▶ [WRITTEN EXERCISE]: Find the lines below that contain the word "this" and count them. Only the number should be given.

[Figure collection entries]
***

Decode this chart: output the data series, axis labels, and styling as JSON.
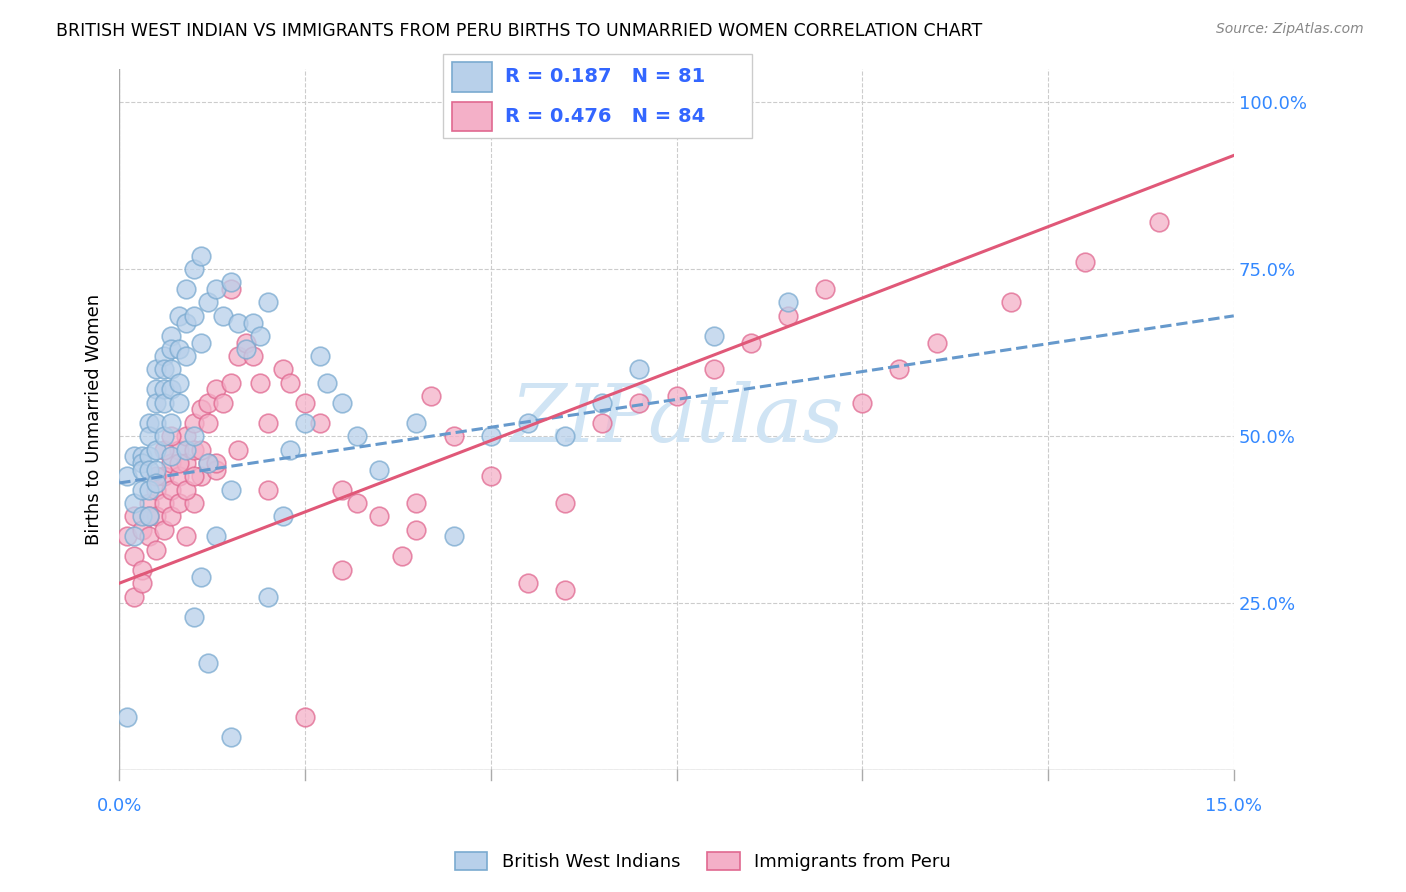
{
  "title": "BRITISH WEST INDIAN VS IMMIGRANTS FROM PERU BIRTHS TO UNMARRIED WOMEN CORRELATION CHART",
  "source": "Source: ZipAtlas.com",
  "ylabel": "Births to Unmarried Women",
  "xmin": 0.0,
  "xmax": 0.15,
  "ymin": 0.0,
  "ymax": 1.05,
  "yticks": [
    0.0,
    0.25,
    0.5,
    0.75,
    1.0
  ],
  "ytick_labels": [
    "",
    "25.0%",
    "50.0%",
    "75.0%",
    "100.0%"
  ],
  "xtick_positions": [
    0.0,
    0.025,
    0.05,
    0.075,
    0.1,
    0.125,
    0.15
  ],
  "xtick_labels": [
    "0.0%",
    "",
    "",
    "",
    "",
    "",
    "15.0%"
  ],
  "legend_blue_label": "British West Indians",
  "legend_pink_label": "Immigrants from Peru",
  "R_blue": 0.187,
  "N_blue": 81,
  "R_pink": 0.476,
  "N_pink": 84,
  "blue_fill": "#b8d0ea",
  "blue_edge": "#7aaad0",
  "pink_fill": "#f4b0c8",
  "pink_edge": "#e06890",
  "blue_line": "#6699cc",
  "pink_line": "#e05878",
  "watermark_color": "#d0e4f4",
  "blue_line_style": "--",
  "pink_line_style": "-",
  "blue_scatter_x": [
    0.001,
    0.001,
    0.002,
    0.002,
    0.002,
    0.003,
    0.003,
    0.003,
    0.003,
    0.003,
    0.004,
    0.004,
    0.004,
    0.004,
    0.004,
    0.004,
    0.005,
    0.005,
    0.005,
    0.005,
    0.005,
    0.005,
    0.005,
    0.006,
    0.006,
    0.006,
    0.006,
    0.006,
    0.007,
    0.007,
    0.007,
    0.007,
    0.007,
    0.007,
    0.008,
    0.008,
    0.008,
    0.008,
    0.009,
    0.009,
    0.009,
    0.009,
    0.01,
    0.01,
    0.01,
    0.011,
    0.011,
    0.011,
    0.012,
    0.012,
    0.013,
    0.013,
    0.014,
    0.015,
    0.015,
    0.016,
    0.017,
    0.018,
    0.019,
    0.02,
    0.02,
    0.022,
    0.023,
    0.025,
    0.027,
    0.028,
    0.03,
    0.032,
    0.035,
    0.04,
    0.045,
    0.05,
    0.055,
    0.06,
    0.065,
    0.07,
    0.08,
    0.09,
    0.01,
    0.012,
    0.015
  ],
  "blue_scatter_y": [
    0.44,
    0.08,
    0.47,
    0.4,
    0.35,
    0.47,
    0.46,
    0.45,
    0.42,
    0.38,
    0.52,
    0.5,
    0.47,
    0.45,
    0.42,
    0.38,
    0.6,
    0.57,
    0.55,
    0.52,
    0.48,
    0.45,
    0.43,
    0.62,
    0.6,
    0.57,
    0.55,
    0.5,
    0.65,
    0.63,
    0.6,
    0.57,
    0.52,
    0.47,
    0.68,
    0.63,
    0.58,
    0.55,
    0.72,
    0.67,
    0.62,
    0.48,
    0.75,
    0.68,
    0.5,
    0.77,
    0.64,
    0.29,
    0.7,
    0.46,
    0.72,
    0.35,
    0.68,
    0.73,
    0.42,
    0.67,
    0.63,
    0.67,
    0.65,
    0.7,
    0.26,
    0.38,
    0.48,
    0.52,
    0.62,
    0.58,
    0.55,
    0.5,
    0.45,
    0.52,
    0.35,
    0.5,
    0.52,
    0.5,
    0.55,
    0.6,
    0.65,
    0.7,
    0.23,
    0.16,
    0.05
  ],
  "pink_scatter_x": [
    0.001,
    0.002,
    0.002,
    0.003,
    0.003,
    0.004,
    0.004,
    0.005,
    0.005,
    0.005,
    0.006,
    0.006,
    0.006,
    0.007,
    0.007,
    0.007,
    0.008,
    0.008,
    0.008,
    0.009,
    0.009,
    0.009,
    0.01,
    0.01,
    0.01,
    0.011,
    0.011,
    0.012,
    0.012,
    0.013,
    0.013,
    0.014,
    0.015,
    0.015,
    0.016,
    0.016,
    0.017,
    0.018,
    0.019,
    0.02,
    0.02,
    0.022,
    0.023,
    0.025,
    0.027,
    0.03,
    0.032,
    0.035,
    0.038,
    0.04,
    0.042,
    0.045,
    0.05,
    0.055,
    0.06,
    0.065,
    0.07,
    0.075,
    0.08,
    0.085,
    0.09,
    0.095,
    0.1,
    0.105,
    0.11,
    0.12,
    0.13,
    0.14,
    0.002,
    0.003,
    0.004,
    0.005,
    0.006,
    0.007,
    0.008,
    0.009,
    0.01,
    0.011,
    0.012,
    0.013,
    0.025,
    0.03,
    0.04,
    0.06
  ],
  "pink_scatter_y": [
    0.35,
    0.38,
    0.32,
    0.36,
    0.3,
    0.4,
    0.35,
    0.42,
    0.38,
    0.33,
    0.44,
    0.4,
    0.36,
    0.46,
    0.42,
    0.38,
    0.48,
    0.44,
    0.4,
    0.5,
    0.46,
    0.35,
    0.52,
    0.48,
    0.4,
    0.54,
    0.44,
    0.55,
    0.46,
    0.57,
    0.45,
    0.55,
    0.72,
    0.58,
    0.62,
    0.48,
    0.64,
    0.62,
    0.58,
    0.52,
    0.42,
    0.6,
    0.58,
    0.55,
    0.52,
    0.42,
    0.4,
    0.38,
    0.32,
    0.4,
    0.56,
    0.5,
    0.44,
    0.28,
    0.4,
    0.52,
    0.55,
    0.56,
    0.6,
    0.64,
    0.68,
    0.72,
    0.55,
    0.6,
    0.64,
    0.7,
    0.76,
    0.82,
    0.26,
    0.28,
    0.38,
    0.44,
    0.48,
    0.5,
    0.46,
    0.42,
    0.44,
    0.48,
    0.52,
    0.46,
    0.08,
    0.3,
    0.36,
    0.27
  ]
}
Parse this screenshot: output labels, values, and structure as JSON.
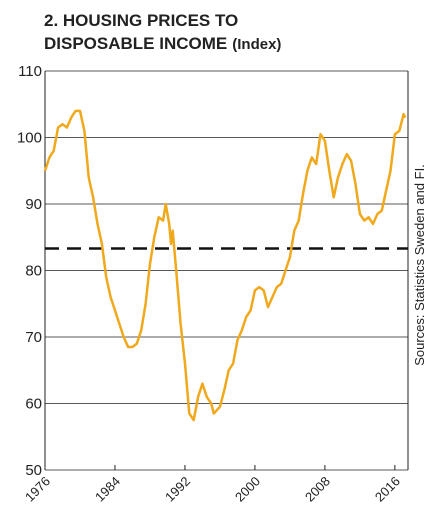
{
  "chart_data": {
    "type": "line",
    "title_line1": "2. HOUSING PRICES TO",
    "title_line2": "DISPOSABLE INCOME",
    "title_unit": "(Index)",
    "source": "Sources: Statistics Sweden and FI.",
    "x": [
      1976,
      1976.5,
      1977,
      1977.5,
      1978,
      1978.5,
      1979,
      1979.5,
      1980,
      1980.5,
      1981,
      1981.5,
      1982,
      1982.5,
      1983,
      1983.5,
      1984,
      1984.5,
      1985,
      1985.5,
      1986,
      1986.5,
      1987,
      1987.5,
      1988,
      1988.5,
      1989,
      1989.5,
      1989.8,
      1990.2,
      1990.4,
      1990.6,
      1991,
      1991.5,
      1992,
      1992.5,
      1993,
      1993.5,
      1994,
      1994.5,
      1995,
      1995.3,
      1996,
      1996.5,
      1997,
      1997.5,
      1998,
      1998.5,
      1999,
      1999.5,
      2000,
      2000.5,
      2001,
      2001.5,
      2002,
      2002.5,
      2003,
      2003.5,
      2004,
      2004.5,
      2005,
      2005.5,
      2006,
      2006.5,
      2007,
      2007.5,
      2008,
      2008.5,
      2009,
      2009.5,
      2010,
      2010.5,
      2011,
      2011.5,
      2012,
      2012.5,
      2013,
      2013.5,
      2014,
      2014.5,
      2015,
      2015.5,
      2016,
      2016.5,
      2017,
      2017.2
    ],
    "series": [
      {
        "name": "Housing prices to disposable income",
        "color": "#f0a81c",
        "values": [
          95,
          97,
          98,
          101.5,
          102,
          101.5,
          103,
          104,
          104,
          101,
          94,
          91,
          87,
          84,
          79,
          76,
          74,
          72,
          70,
          68.5,
          68.5,
          69,
          71,
          75,
          81,
          85,
          88,
          87.5,
          90,
          87,
          84,
          86,
          80,
          72,
          66,
          58.5,
          57.5,
          61,
          63,
          61,
          60,
          58.5,
          59.5,
          62,
          65,
          66,
          69.5,
          71,
          73,
          74,
          77,
          77.5,
          77,
          74.5,
          76,
          77.5,
          78,
          80,
          82,
          86,
          87.5,
          91.5,
          95,
          97,
          96,
          100.5,
          99.5,
          95,
          91,
          94,
          96,
          97.5,
          96.5,
          93,
          88.5,
          87.5,
          88,
          87,
          88.5,
          89,
          92,
          95,
          100.5,
          101,
          103.5,
          103
        ]
      }
    ],
    "reference_line": 83.3,
    "xlim": [
      1976,
      2017.5
    ],
    "xticks": [
      1976,
      1984,
      1992,
      2000,
      2008,
      2016
    ],
    "ylim": [
      50,
      110
    ],
    "yticks": [
      50,
      60,
      70,
      80,
      90,
      100,
      110
    ],
    "grid": true
  }
}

***

▶ [CORRECT ANSWER]: 2